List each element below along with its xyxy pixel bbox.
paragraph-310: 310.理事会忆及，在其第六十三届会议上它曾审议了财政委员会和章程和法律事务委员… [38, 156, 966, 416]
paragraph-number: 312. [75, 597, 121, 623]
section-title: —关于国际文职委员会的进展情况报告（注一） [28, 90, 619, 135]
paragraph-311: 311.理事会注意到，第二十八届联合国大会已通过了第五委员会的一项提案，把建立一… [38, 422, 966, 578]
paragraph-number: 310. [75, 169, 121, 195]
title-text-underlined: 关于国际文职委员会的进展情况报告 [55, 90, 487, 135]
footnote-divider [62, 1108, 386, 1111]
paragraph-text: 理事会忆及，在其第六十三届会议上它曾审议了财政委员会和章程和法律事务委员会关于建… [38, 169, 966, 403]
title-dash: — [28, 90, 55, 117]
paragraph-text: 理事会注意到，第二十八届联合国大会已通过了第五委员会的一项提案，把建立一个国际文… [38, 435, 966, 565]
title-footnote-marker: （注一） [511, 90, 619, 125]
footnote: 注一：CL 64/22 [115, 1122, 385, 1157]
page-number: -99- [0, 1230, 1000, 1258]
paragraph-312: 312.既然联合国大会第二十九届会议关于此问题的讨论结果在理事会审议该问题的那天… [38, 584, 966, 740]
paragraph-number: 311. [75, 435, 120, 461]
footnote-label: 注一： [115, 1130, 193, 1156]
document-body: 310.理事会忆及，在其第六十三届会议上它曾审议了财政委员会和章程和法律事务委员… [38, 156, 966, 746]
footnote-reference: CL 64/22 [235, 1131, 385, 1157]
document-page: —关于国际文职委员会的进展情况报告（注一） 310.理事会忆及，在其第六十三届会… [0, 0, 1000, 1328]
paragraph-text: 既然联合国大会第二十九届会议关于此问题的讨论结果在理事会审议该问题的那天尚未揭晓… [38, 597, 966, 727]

········

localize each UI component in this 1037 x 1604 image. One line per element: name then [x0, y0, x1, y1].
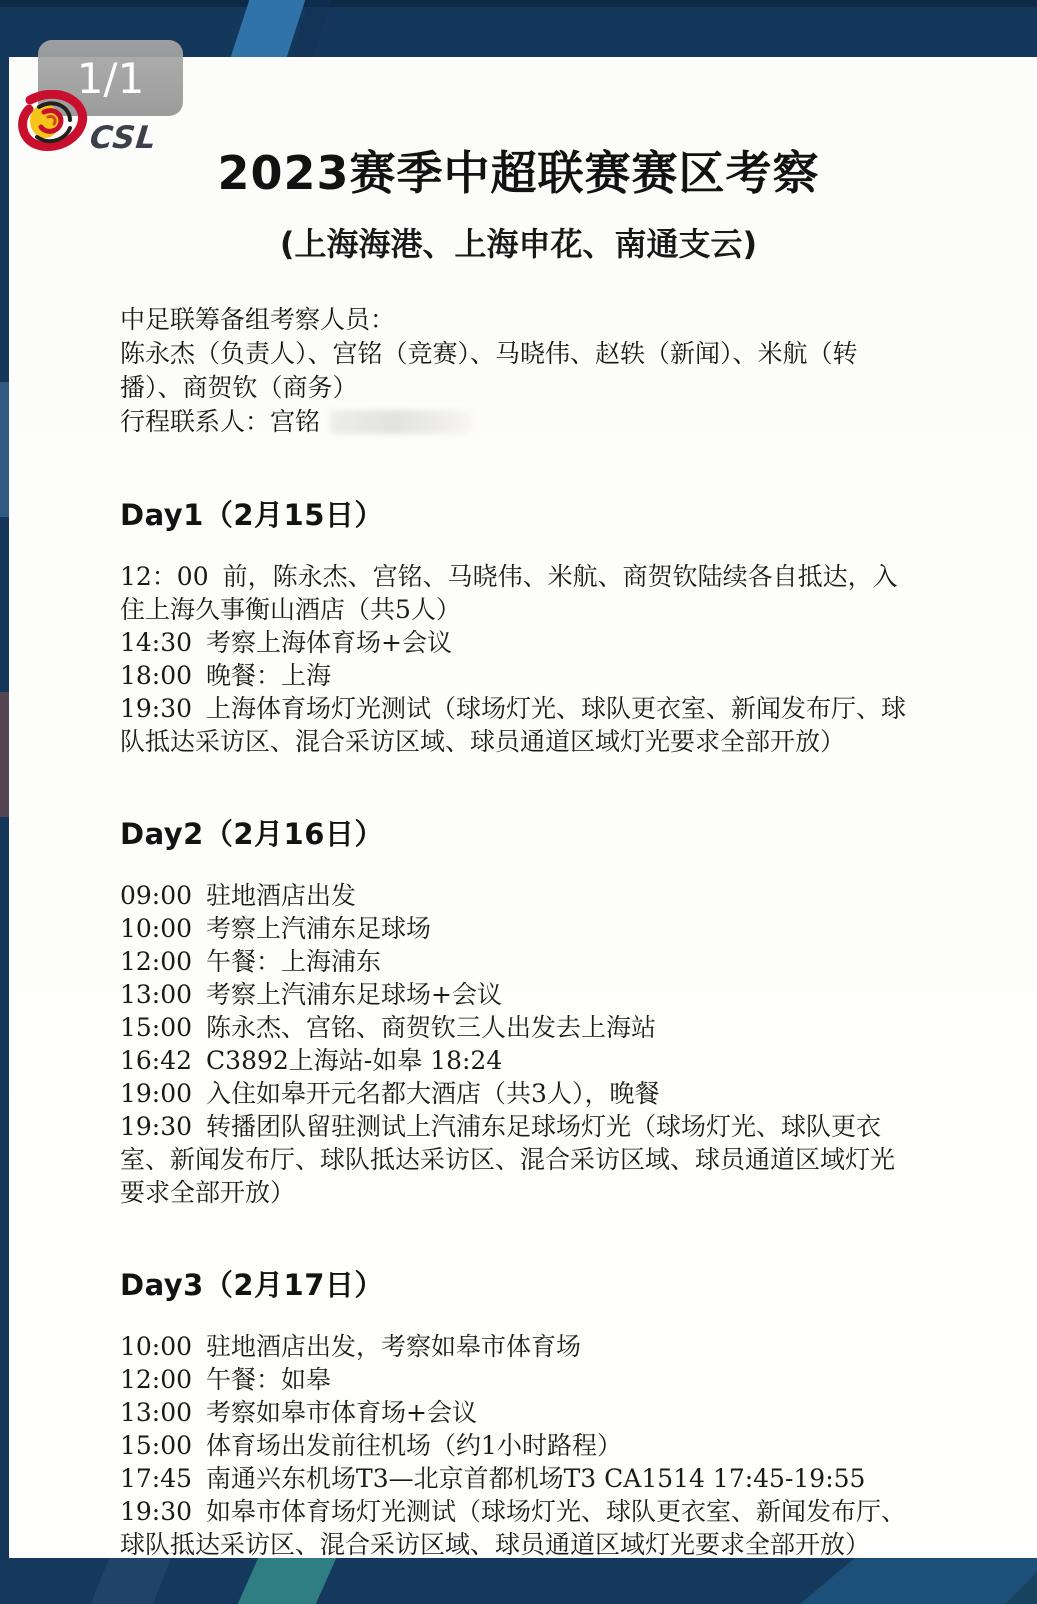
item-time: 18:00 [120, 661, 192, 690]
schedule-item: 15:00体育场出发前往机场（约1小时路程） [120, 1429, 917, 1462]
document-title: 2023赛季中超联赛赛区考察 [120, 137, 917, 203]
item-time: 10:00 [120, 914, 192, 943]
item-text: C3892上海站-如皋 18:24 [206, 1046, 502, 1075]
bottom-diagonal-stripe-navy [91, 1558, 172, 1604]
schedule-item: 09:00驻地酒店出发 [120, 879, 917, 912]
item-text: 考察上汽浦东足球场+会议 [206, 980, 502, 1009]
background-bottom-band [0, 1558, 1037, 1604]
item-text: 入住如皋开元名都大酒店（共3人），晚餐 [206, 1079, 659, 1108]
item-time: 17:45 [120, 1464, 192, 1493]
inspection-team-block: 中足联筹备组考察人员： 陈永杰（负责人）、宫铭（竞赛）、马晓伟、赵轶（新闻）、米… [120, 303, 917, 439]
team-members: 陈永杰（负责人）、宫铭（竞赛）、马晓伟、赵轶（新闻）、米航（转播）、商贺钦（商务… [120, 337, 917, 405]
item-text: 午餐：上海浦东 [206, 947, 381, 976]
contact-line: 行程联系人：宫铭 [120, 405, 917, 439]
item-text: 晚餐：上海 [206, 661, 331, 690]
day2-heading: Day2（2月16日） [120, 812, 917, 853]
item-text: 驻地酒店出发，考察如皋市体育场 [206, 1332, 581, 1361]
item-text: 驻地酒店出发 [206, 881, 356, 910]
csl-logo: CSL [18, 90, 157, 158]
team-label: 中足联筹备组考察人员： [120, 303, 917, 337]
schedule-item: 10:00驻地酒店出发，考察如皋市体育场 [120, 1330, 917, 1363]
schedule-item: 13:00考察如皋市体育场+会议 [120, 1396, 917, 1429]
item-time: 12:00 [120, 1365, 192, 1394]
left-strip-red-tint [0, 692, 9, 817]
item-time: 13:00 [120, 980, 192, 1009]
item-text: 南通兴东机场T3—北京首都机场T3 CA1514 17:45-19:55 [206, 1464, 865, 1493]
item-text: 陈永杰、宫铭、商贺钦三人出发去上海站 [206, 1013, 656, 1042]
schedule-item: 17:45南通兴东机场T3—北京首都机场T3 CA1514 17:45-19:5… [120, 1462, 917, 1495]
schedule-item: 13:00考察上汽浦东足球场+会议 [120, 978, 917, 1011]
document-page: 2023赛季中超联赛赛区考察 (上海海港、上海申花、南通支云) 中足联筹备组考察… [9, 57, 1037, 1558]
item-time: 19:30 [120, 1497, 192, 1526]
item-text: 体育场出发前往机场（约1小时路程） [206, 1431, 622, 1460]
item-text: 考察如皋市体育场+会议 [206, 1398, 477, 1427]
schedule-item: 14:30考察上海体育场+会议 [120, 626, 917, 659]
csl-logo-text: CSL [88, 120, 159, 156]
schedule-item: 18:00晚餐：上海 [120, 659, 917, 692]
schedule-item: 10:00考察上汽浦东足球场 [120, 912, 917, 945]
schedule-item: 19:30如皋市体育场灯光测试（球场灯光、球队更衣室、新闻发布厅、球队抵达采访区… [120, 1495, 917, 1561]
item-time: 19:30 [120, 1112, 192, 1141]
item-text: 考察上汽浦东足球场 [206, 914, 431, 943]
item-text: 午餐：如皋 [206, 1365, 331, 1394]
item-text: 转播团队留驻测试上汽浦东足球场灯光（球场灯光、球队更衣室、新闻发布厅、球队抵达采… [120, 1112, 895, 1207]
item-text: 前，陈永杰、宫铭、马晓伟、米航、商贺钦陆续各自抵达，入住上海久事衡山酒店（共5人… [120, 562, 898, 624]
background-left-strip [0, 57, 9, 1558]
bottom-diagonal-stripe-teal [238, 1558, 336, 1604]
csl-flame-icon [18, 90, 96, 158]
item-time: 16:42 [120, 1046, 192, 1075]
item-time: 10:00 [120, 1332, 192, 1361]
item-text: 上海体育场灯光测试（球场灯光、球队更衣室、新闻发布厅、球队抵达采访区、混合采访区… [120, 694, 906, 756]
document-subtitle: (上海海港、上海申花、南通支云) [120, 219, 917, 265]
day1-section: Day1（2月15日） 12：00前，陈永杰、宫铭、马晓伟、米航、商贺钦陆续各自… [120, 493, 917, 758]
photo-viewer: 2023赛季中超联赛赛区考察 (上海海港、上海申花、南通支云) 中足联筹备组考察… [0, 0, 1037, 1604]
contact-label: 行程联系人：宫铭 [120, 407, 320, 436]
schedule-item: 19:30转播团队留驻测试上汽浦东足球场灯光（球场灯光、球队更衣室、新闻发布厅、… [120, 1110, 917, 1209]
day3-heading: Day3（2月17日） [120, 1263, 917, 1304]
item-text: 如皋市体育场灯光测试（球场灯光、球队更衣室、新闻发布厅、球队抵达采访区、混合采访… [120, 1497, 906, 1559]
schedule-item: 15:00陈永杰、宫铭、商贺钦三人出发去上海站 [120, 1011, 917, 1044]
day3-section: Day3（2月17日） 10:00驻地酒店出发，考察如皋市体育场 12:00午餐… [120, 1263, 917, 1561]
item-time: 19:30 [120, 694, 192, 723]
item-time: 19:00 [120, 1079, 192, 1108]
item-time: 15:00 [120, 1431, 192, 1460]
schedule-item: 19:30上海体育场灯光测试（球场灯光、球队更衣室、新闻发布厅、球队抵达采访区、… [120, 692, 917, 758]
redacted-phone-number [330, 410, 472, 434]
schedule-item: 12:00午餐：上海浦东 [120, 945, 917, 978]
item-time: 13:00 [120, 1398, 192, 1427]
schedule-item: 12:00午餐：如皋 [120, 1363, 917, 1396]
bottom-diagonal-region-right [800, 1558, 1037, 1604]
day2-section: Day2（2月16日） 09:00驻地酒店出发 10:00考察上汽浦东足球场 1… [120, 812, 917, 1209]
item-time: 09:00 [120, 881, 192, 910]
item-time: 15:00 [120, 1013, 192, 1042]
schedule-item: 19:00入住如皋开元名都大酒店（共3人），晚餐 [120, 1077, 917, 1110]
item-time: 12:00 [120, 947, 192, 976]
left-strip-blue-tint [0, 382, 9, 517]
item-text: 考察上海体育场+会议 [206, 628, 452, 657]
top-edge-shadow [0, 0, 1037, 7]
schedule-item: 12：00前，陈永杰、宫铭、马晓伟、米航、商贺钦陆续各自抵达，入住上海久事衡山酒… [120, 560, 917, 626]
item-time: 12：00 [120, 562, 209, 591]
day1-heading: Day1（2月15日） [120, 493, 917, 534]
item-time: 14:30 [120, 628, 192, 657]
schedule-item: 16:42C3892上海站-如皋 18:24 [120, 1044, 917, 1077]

········

BRIEF :: Copy the listing above word for word, starting with the line that contains "List each element" and continuing through the line that contains "title-text-underlined: 关于国际文职委员会的进展情况报告 [55, 90, 487, 135]".

RESULT ::
List each element below along with its xyxy pixel bbox.
paragraph-310: 310.理事会忆及，在其第六十三届会议上它曾审议了财政委员会和章程和法律事务委员… [38, 156, 966, 416]
paragraph-number: 312. [75, 597, 121, 623]
section-title: —关于国际文职委员会的进展情况报告（注一） [28, 90, 619, 135]
paragraph-311: 311.理事会注意到，第二十八届联合国大会已通过了第五委员会的一项提案，把建立一… [38, 422, 966, 578]
paragraph-number: 310. [75, 169, 121, 195]
title-text-underlined: 关于国际文职委员会的进展情况报告 [55, 90, 487, 135]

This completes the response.